MATERIAL PROVIDED:
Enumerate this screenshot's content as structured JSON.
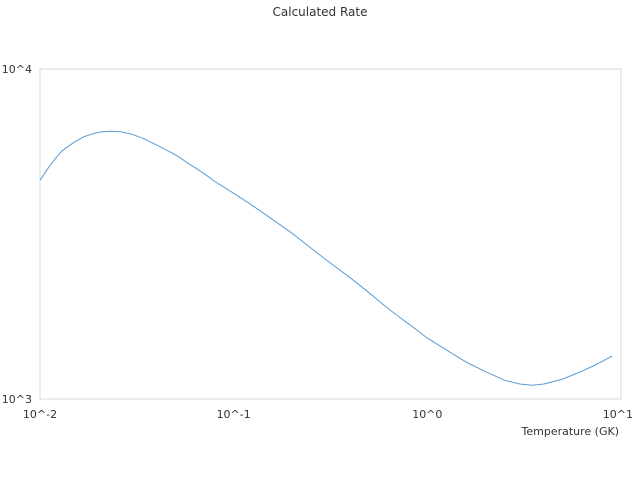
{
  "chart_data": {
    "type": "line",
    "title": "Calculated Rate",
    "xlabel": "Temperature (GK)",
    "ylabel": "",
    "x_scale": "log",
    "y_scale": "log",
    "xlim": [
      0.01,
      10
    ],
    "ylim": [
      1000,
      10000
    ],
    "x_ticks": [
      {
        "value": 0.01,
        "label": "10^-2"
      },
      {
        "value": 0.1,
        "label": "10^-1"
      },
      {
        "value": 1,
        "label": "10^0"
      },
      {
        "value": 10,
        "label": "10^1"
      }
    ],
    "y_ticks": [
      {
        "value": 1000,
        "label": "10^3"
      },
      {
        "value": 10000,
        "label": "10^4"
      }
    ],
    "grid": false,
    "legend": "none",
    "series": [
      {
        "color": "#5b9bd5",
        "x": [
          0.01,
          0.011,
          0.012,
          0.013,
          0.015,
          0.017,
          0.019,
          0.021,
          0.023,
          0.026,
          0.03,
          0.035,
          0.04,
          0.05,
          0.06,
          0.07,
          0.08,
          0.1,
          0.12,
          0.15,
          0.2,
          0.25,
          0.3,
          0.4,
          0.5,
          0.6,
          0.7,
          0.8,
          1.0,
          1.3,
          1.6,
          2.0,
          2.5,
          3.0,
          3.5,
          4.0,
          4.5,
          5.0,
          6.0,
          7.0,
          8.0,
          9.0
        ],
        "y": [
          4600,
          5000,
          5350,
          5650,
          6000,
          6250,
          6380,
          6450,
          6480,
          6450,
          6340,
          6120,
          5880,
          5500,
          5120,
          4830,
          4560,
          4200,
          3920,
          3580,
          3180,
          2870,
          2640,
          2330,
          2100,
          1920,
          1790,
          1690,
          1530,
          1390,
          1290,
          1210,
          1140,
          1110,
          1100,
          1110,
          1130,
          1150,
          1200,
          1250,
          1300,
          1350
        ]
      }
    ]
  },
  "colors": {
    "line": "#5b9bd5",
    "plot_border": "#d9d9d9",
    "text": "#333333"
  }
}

==

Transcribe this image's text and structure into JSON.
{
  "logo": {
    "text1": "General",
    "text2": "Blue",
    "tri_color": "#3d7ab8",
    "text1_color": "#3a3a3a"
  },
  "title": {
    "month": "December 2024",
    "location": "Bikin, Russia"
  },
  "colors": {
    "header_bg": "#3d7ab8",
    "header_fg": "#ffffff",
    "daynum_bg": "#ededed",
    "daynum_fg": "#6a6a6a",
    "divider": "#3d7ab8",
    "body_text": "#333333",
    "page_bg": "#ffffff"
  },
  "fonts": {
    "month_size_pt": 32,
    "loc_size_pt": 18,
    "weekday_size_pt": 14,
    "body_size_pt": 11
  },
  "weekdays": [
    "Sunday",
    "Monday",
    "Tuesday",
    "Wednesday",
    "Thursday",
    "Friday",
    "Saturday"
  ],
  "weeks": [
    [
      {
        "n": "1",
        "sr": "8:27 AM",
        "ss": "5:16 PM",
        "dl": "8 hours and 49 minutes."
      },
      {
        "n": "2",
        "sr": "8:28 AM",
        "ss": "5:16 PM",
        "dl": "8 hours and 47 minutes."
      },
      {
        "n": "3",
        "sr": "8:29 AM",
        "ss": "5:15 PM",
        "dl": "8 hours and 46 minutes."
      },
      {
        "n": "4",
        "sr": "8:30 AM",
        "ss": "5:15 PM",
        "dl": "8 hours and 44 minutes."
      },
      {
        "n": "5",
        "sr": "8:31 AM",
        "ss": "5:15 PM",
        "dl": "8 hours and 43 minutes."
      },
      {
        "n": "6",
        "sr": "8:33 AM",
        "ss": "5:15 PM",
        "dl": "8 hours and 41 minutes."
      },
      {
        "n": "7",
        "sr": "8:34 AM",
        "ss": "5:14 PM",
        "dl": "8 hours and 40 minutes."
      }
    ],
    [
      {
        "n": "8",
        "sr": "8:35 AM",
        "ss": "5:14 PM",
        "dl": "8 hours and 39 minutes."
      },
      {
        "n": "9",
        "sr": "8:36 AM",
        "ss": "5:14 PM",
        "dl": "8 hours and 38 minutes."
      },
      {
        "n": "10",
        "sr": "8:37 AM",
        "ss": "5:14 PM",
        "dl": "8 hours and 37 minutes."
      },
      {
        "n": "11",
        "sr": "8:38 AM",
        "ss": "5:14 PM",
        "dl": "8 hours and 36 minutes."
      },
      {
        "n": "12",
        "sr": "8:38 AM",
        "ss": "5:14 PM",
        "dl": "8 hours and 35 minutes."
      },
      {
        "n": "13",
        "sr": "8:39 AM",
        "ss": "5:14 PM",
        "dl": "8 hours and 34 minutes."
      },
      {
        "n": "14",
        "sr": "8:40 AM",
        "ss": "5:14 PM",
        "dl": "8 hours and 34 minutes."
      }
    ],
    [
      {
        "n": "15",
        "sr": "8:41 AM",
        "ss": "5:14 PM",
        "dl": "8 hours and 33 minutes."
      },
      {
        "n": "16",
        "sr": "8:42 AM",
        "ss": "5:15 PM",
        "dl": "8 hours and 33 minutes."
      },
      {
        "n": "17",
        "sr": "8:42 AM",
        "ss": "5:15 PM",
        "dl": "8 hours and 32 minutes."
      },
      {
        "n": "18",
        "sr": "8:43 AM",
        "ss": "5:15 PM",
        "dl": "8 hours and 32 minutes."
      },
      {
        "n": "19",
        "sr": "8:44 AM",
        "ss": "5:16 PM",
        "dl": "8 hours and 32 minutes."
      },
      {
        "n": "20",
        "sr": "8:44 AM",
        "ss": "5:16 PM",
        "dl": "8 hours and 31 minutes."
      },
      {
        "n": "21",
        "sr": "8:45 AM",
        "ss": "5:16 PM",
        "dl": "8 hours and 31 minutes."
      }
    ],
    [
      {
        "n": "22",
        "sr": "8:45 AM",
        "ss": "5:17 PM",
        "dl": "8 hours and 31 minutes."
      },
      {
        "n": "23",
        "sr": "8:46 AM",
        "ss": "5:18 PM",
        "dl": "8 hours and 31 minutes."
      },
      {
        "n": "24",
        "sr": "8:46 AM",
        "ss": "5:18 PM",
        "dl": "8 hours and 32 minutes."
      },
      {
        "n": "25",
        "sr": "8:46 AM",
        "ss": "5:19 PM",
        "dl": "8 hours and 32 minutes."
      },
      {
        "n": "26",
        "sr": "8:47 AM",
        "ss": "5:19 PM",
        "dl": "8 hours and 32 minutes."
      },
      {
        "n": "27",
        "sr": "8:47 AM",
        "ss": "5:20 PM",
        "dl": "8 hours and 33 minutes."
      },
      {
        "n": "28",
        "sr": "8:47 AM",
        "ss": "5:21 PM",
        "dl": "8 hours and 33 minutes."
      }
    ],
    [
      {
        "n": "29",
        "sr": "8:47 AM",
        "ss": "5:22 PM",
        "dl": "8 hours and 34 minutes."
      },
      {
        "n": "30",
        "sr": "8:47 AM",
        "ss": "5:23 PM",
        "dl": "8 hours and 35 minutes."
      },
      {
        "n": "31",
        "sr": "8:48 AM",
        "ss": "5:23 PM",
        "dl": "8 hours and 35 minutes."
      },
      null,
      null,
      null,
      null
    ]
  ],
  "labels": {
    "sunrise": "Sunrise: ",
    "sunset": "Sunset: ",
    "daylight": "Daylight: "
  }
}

--

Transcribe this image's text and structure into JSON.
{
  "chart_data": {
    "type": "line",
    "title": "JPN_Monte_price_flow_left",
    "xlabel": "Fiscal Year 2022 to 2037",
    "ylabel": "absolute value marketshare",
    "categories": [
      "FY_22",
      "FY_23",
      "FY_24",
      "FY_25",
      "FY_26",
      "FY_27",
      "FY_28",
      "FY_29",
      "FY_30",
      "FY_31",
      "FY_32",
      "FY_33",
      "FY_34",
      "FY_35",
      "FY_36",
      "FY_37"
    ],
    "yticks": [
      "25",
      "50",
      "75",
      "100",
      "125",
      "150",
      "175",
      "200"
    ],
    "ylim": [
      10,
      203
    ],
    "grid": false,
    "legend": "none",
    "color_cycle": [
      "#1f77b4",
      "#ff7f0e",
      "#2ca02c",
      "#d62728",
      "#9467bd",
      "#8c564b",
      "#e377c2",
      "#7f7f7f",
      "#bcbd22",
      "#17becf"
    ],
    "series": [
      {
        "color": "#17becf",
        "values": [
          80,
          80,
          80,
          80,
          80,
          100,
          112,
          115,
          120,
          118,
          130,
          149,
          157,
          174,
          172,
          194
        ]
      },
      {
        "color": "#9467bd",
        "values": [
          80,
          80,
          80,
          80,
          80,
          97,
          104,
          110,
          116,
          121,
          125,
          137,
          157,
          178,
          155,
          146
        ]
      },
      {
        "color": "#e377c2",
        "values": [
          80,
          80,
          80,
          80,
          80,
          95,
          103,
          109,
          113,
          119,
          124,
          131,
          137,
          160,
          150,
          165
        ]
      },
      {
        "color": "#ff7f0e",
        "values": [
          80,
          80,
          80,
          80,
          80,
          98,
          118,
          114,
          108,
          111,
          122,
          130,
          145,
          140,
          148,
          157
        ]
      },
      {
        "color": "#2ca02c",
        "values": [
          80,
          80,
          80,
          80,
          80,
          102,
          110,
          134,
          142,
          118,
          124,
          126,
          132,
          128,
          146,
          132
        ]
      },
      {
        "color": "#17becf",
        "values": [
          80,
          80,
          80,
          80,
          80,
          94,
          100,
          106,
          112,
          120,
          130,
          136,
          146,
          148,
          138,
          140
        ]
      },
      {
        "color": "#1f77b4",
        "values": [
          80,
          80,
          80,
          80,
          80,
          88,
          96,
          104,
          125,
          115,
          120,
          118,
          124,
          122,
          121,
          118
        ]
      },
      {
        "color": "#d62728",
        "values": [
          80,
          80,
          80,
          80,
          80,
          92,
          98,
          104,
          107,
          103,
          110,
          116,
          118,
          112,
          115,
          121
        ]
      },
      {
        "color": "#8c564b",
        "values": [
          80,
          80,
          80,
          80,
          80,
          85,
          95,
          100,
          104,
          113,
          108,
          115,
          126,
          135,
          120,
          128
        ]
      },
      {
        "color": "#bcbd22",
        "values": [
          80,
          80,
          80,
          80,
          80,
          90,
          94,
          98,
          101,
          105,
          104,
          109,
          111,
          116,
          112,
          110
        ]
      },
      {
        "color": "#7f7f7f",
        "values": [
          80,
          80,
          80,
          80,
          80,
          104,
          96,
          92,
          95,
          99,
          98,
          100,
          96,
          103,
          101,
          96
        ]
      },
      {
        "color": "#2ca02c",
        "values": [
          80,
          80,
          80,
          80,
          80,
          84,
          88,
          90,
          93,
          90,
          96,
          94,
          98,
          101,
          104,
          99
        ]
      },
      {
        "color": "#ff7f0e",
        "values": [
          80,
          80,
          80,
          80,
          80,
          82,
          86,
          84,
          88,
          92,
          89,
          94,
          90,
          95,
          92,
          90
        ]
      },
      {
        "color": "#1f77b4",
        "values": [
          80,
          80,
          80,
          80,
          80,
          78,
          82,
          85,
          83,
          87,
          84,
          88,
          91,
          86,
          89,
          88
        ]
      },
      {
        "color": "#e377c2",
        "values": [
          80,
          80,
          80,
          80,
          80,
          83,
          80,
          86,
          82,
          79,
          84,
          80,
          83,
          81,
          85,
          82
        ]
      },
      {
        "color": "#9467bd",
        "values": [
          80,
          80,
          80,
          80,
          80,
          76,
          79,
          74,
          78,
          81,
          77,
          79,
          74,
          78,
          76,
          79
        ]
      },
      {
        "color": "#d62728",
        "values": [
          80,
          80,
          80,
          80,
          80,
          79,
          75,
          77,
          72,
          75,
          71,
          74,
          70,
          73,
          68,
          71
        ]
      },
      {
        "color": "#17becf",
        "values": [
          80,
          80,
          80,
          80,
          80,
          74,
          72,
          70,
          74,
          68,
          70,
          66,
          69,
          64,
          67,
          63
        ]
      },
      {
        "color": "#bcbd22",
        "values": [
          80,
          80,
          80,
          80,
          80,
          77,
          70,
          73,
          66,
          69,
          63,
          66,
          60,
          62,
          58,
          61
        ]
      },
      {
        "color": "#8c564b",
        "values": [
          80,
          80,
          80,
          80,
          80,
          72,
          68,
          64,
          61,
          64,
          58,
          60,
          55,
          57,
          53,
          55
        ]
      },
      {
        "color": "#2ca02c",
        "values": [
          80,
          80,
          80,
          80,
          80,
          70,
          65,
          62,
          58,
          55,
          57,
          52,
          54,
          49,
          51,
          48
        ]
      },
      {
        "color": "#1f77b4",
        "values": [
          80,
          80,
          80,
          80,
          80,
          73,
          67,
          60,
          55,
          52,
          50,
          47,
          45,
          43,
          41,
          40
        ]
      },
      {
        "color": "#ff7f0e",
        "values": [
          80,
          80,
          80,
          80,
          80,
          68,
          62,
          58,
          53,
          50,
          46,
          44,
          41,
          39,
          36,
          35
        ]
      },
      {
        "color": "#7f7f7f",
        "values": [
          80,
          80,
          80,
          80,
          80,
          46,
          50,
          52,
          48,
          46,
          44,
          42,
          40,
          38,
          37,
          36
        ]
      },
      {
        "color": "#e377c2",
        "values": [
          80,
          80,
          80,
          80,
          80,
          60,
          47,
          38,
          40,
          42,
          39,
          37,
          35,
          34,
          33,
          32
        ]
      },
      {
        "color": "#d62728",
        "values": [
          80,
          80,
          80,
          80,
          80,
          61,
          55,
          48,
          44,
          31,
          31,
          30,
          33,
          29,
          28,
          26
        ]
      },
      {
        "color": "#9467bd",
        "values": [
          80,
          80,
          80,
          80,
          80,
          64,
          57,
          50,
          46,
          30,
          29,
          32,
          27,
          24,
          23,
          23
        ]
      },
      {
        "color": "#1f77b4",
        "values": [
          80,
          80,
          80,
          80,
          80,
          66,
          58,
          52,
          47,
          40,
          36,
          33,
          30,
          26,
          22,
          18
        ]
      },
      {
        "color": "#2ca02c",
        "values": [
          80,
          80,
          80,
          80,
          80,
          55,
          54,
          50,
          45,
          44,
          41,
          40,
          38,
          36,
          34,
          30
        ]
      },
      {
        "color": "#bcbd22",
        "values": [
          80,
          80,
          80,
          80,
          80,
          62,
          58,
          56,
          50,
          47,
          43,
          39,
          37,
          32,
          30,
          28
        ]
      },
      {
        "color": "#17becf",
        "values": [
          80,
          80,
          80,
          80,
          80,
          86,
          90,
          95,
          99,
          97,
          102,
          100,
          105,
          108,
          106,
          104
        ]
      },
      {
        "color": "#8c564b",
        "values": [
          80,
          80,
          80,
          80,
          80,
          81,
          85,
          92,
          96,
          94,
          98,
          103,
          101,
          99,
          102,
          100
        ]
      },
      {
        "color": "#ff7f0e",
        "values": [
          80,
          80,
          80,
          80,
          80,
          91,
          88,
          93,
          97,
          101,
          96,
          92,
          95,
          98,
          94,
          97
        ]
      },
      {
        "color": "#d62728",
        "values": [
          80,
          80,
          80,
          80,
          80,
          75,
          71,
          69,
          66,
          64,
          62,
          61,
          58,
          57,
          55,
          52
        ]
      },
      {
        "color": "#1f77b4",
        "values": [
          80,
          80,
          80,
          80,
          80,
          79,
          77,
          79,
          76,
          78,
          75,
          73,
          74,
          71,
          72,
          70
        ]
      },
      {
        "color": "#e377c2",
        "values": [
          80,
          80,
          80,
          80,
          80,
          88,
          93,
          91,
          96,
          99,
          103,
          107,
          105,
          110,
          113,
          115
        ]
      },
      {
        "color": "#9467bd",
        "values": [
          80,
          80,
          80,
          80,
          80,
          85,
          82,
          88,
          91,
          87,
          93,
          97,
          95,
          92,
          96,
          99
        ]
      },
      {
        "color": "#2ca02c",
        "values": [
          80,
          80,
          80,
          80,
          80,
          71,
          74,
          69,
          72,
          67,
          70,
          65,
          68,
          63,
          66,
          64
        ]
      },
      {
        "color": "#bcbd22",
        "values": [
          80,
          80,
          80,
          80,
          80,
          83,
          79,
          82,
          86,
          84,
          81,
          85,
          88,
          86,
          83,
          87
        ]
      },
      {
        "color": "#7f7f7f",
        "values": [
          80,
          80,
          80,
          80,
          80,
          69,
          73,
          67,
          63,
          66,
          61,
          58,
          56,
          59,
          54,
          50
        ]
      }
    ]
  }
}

TASK TO CARRY OUT: Copy every line from the entries that contains the word "xlabel".

THE OUTPUT:
    "xlabel": "Temperature (GK)",
    "xlabel": "Fiscal Year 2022 to 2037",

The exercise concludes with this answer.